**Exercise instructions**
**A.** In the passage on silicon grown on BeO films, what reaction chamber temperature was used to deposit the BeO?
**B.** Reproduce the passage on silicon grown on BeO films word for word, starting at "TEM images were" and ending at "speed/duration of 1.00°/min.".

**Passage to read**
* * *

In summary, we show that highly crystalline films of Si may be epitaxially grown from thin films of ALD grown BeO to afford layers with good crystallographic relationships and a low mismatch. The use of the simple ALD process to grow the aforementioned films of BeO causes the lowering of the cost associated with the production of SOI wafers, and the use of BeO with a high thermal conductivity may solve the intrinsic self-heating problems of silicon oxide. Therefore, films of epitaxial Si grown on ALD BeO can be employed for solving the current challenges in the contemporary SOI technology, and they could be used for advanced radio frequency and radiation sensitive applications as well as for reducing the short channel effects observed in microelectronic devices.

Methods

ALD parameters

BeO was deposited using an Atomic Classic ALD, Loadlock Module, CN1 with a reaction chamber temperature of 250 °C, precursor sublimation temperature of 110 °C, Be pulse of 3 s, H2O pulse of 1 s, Be purge of 20 s, H2O purge of 30 s, and chamber pressure of 0.8 Torr by performing 150 cycles at 0.8 Å/cycle.

TEM measurements

TEM images were obtained using a JEOL JEM-ARM 200 F system. A Schottky field-emission electron beam was generated at 80–200 kV (magnification: 50 to 2,000,000 × , resolution: 0.1 nm). A focused ion beam (JIB-4601F) was used on electronically transparent samples that were obtained using a Disco 321 DAT dicing saw.

XRD measurements

X-ray diffraction analyses were carried out using a Rigaku SmartLab system. The X-ray tube was operated at 20–60 kV and 60 mA with CuKα X-rays. A scan axis of 2-theta was employed, and 2-theta values in the range of 20°–80° were used with a step width of 0.02° and scan speed/duration of 1.00°/min.

Raman spectroscopy

All spectra were collected using a Horiba-LabRAM ARAMIS Raman microscope equipped with a 325 nm He-Cd laser, full range grating, and motorized stage. The instrument was operated using the Thermo Scientific OMNIC 8 software suite. OMNIC™ Atlμs™ mapping software was used to collect and analyze the data.

* * *

(Excerpts from a layout annotation set)
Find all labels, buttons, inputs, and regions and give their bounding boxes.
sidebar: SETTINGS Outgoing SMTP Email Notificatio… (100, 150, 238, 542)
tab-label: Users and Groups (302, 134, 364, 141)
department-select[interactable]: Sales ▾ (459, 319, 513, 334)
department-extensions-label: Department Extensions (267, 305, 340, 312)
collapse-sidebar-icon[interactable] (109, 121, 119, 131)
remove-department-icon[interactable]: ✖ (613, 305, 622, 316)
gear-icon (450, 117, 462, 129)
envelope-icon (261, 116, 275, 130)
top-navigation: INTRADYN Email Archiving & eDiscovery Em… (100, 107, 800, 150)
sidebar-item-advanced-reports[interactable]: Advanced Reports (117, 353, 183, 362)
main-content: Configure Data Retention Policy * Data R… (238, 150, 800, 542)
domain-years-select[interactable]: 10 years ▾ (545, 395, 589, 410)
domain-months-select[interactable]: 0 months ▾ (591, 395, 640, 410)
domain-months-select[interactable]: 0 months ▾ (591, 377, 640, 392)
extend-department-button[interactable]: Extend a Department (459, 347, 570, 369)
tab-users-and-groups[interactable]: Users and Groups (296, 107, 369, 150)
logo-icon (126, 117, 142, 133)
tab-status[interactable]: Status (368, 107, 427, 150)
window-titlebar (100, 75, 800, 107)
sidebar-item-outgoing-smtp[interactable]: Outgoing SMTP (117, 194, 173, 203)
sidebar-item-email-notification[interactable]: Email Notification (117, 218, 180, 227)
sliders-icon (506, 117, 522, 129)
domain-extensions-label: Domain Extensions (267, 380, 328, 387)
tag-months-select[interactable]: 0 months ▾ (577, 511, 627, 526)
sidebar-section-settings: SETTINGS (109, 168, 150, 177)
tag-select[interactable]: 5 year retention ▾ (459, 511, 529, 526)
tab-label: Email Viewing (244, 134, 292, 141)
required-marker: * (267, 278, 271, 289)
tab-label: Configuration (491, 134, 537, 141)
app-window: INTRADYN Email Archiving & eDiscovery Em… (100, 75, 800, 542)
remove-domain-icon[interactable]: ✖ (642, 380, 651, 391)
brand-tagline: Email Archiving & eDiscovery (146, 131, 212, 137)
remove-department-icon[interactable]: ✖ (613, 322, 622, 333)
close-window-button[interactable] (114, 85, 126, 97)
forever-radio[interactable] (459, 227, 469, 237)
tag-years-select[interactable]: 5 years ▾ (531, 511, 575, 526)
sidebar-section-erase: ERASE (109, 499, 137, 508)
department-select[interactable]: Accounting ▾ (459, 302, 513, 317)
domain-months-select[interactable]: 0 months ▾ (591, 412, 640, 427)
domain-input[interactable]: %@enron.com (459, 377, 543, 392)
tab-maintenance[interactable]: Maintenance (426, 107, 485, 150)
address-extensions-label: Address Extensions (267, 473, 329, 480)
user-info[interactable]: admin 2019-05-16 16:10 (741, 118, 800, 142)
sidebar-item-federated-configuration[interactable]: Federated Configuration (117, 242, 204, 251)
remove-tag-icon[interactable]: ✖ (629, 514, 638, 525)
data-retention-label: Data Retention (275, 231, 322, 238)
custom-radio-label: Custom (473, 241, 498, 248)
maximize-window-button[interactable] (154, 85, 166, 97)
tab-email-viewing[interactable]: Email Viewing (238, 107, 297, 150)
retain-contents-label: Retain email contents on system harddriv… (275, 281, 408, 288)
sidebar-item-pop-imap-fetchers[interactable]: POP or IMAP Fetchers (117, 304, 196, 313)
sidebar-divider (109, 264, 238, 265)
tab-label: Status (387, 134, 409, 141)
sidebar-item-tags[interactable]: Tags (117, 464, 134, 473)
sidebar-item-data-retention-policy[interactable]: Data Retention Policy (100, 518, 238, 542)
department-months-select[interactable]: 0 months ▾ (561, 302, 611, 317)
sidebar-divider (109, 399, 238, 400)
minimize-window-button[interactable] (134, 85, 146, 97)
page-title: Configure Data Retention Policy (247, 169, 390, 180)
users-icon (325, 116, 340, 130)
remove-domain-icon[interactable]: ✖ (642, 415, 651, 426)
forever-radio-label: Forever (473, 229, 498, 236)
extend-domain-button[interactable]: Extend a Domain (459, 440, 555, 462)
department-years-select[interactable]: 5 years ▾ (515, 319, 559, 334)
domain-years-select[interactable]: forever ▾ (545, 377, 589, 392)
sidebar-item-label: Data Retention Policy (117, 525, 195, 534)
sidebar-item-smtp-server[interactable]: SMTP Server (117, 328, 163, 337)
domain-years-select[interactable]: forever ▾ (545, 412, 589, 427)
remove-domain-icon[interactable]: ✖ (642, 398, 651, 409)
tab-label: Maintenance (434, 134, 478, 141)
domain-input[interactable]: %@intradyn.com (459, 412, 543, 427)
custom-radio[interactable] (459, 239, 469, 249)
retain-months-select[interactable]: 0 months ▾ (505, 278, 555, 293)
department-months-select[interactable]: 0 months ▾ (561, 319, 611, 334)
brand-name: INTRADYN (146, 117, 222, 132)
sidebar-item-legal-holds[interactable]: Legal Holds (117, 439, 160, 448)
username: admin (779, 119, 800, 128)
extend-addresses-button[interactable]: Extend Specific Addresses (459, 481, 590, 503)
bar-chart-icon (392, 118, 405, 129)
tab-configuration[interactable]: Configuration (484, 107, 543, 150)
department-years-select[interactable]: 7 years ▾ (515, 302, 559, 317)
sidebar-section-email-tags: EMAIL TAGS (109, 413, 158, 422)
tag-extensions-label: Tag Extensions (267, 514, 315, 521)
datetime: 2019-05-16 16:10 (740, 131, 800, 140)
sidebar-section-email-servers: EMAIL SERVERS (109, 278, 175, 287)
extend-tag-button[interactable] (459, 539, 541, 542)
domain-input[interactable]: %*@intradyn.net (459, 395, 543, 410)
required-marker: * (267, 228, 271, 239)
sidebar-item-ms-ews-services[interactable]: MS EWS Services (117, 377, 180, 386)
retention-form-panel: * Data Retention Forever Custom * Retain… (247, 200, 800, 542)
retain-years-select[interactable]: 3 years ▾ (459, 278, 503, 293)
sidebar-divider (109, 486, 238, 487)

* * *

**Answers for this exercise**
**A.** 250 °C

**B.**
TEM images were obtained using a JEOL JEM-ARM 200 F system. A Schottky field-emission electron beam was generated at 80–200 kV (magnification: 50 to 2,000,000 × , resolution: 0.1 nm). A focused ion beam (JIB-4601F) was used on electronically transparent samples that were obtained using a Disco 321 DAT dicing saw.

XRD measurements

X-ray diffraction analyses were carried out using a Rigaku SmartLab system. The X-ray tube was operated at 20–60 kV and 60 mA with CuKα X-rays. A scan axis of 2-theta was employed, and 2-theta values in the range of 20°–80° were used with a step width of 0.02° and scan speed/duration of 1.00°/min.